[WHAT TO PRODUCE]
Answer these questions from the Detective Barbie passage:
1. What kind of books did the writer like to borrow from the library?
2. By middle school, what games had the writer graduated to?
3. Which two games does the passage say real gamers played?

It’s not as if Detective Barbie invented adventure games, but I was a kid who liked to read, and this game had much of the same appeal as the mystery books I liked to borrow from the library. There was a rich, imaginative environment that provided a backdrop to a complete narrative. Gameplay, for the most part, served that narrative, so it felt immersive. And it was something I could enjoy alone.
But by middle school, I realized that the taste I’d formed through Detective Barbie was not in line with what was considered “good.” I had graduated to Nancy Drew and other point-and-click PC mystery games by this point, but I was well-aware that these were not real games that gamers played. Real gamers, which is to say boys and maybe a few very cool girls, played stuff like Halo and Call of Duty.
Even once I became T for Teen, I had no stomach for violence and no interest in first-person shooters. I definitely didn’t have a talent for them, either — if, like me, you didn’t grow up playing console games, you might be able to understand the difficulty of adjusting to the mechanisms, which just feel awkward and foreign no matter the system. I imagine this is how people a generation or two older than me feel about computers generally.

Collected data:

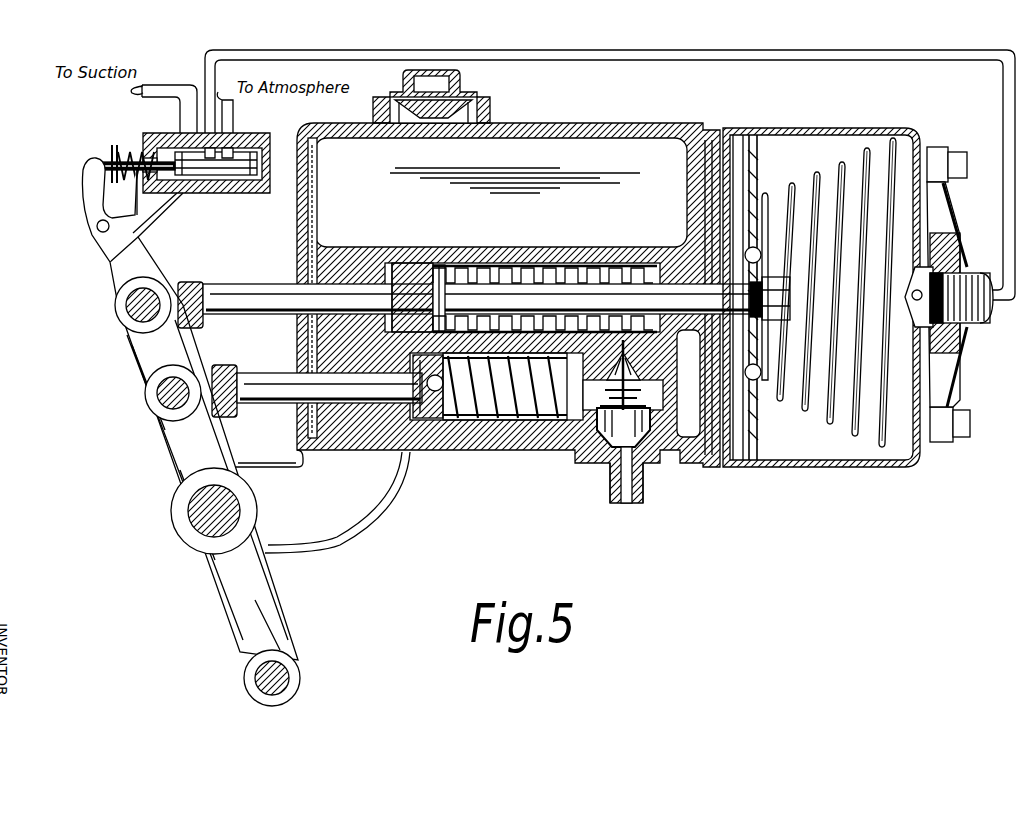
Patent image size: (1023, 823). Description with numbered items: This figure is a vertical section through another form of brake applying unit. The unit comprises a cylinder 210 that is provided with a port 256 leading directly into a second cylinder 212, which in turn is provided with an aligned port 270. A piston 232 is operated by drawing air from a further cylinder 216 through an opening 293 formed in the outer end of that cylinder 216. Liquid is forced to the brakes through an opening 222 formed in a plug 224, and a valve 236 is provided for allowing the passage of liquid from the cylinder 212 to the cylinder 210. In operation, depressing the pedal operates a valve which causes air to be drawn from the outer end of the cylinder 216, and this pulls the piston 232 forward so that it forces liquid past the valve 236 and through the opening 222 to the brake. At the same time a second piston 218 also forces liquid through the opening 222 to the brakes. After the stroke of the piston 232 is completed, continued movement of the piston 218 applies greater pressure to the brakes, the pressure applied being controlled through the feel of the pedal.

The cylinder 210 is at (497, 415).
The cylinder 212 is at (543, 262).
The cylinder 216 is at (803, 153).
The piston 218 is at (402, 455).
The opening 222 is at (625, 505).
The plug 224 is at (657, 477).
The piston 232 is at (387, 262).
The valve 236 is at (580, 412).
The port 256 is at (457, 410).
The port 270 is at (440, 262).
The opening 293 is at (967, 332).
---
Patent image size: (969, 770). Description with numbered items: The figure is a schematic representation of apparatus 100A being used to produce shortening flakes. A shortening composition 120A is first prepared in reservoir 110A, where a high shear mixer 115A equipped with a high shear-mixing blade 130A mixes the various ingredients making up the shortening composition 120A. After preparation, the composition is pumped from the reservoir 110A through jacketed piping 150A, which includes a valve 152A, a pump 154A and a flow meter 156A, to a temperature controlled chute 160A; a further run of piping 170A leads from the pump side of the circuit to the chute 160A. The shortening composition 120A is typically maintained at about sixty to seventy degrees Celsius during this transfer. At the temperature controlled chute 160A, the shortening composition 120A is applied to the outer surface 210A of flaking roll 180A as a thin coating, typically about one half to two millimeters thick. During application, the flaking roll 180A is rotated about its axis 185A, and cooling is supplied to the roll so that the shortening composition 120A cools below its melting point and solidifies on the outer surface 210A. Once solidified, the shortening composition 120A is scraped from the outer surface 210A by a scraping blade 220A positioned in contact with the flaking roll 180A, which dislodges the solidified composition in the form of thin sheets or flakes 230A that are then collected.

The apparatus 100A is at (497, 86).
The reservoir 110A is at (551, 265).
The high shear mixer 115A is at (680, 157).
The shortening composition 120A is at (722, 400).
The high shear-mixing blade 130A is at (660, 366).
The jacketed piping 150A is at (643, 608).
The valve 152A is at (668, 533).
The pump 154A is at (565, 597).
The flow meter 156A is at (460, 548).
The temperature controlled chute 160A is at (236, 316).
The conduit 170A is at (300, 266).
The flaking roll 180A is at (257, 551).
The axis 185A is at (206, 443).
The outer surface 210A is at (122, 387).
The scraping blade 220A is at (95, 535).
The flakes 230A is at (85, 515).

[WRITTEN RESPONSE]
1. Mystery books.
2. Nancy Drew and other point-and-click PC mystery games.
3. Halo and Call of Duty.